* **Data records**
━━━━━━
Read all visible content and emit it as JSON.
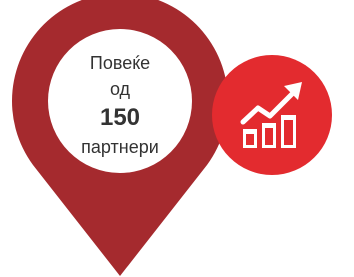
{
  "pin": {
    "line1": "Повеќе",
    "line2": "од",
    "number": "150",
    "line3": "партнери",
    "color": "#a52a2e",
    "inner_color": "#ffffff"
  },
  "badge": {
    "icon": "growth-chart-icon",
    "color": "#e32b2f",
    "icon_color": "#ffffff"
  }
}
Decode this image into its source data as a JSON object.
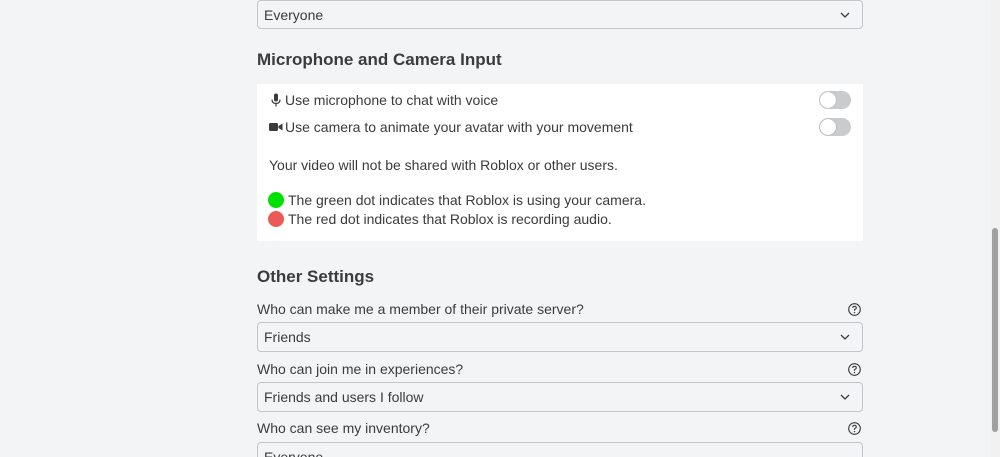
{
  "top_select": {
    "value": "Everyone"
  },
  "mic_camera": {
    "title": "Microphone and Camera Input",
    "mic_label": "Use microphone to chat with voice",
    "mic_icon": "microphone-icon",
    "mic_enabled": false,
    "camera_label": "Use camera to animate your avatar with your movement",
    "camera_icon": "video-camera-icon",
    "camera_enabled": false,
    "privacy_note": "Your video will not be shared with Roblox or other users.",
    "green_dot_text": "The green dot indicates that Roblox is using your camera.",
    "red_dot_text": "The red dot indicates that Roblox is recording audio.",
    "green_color": "#00e000",
    "red_color": "#ec5a55"
  },
  "other_settings": {
    "title": "Other Settings",
    "items": [
      {
        "question": "Who can make me a member of their private server?",
        "value": "Friends"
      },
      {
        "question": "Who can join me in experiences?",
        "value": "Friends and users I follow"
      },
      {
        "question": "Who can see my inventory?",
        "value": "Everyone"
      }
    ]
  },
  "icons": {
    "chevron": "chevron-down-icon",
    "help": "question-circle-icon"
  }
}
━━━━━━
* **TASK BRIEF**
Transcribe every record above exactly as written, leaving out any pictures.

* **WRITTEN SOLUTION**
Read all visible content and emit it as JSON.
{
  "pin": {
    "line1": "Повеќе",
    "line2": "од",
    "number": "150",
    "line3": "партнери",
    "color": "#a52a2e",
    "inner_color": "#ffffff"
  },
  "badge": {
    "icon": "growth-chart-icon",
    "color": "#e32b2f",
    "icon_color": "#ffffff"
  }
}
Decode this image into its source data as a JSON object.
{
  "top_select": {
    "value": "Everyone"
  },
  "mic_camera": {
    "title": "Microphone and Camera Input",
    "mic_label": "Use microphone to chat with voice",
    "mic_icon": "microphone-icon",
    "mic_enabled": false,
    "camera_label": "Use camera to animate your avatar with your movement",
    "camera_icon": "video-camera-icon",
    "camera_enabled": false,
    "privacy_note": "Your video will not be shared with Roblox or other users.",
    "green_dot_text": "The green dot indicates that Roblox is using your camera.",
    "red_dot_text": "The red dot indicates that Roblox is recording audio.",
    "green_color": "#00e000",
    "red_color": "#ec5a55"
  },
  "other_settings": {
    "title": "Other Settings",
    "items": [
      {
        "question": "Who can make me a member of their private server?",
        "value": "Friends"
      },
      {
        "question": "Who can join me in experiences?",
        "value": "Friends and users I follow"
      },
      {
        "question": "Who can see my inventory?",
        "value": "Everyone"
      }
    ]
  },
  "icons": {
    "chevron": "chevron-down-icon",
    "help": "question-circle-icon"
  }
}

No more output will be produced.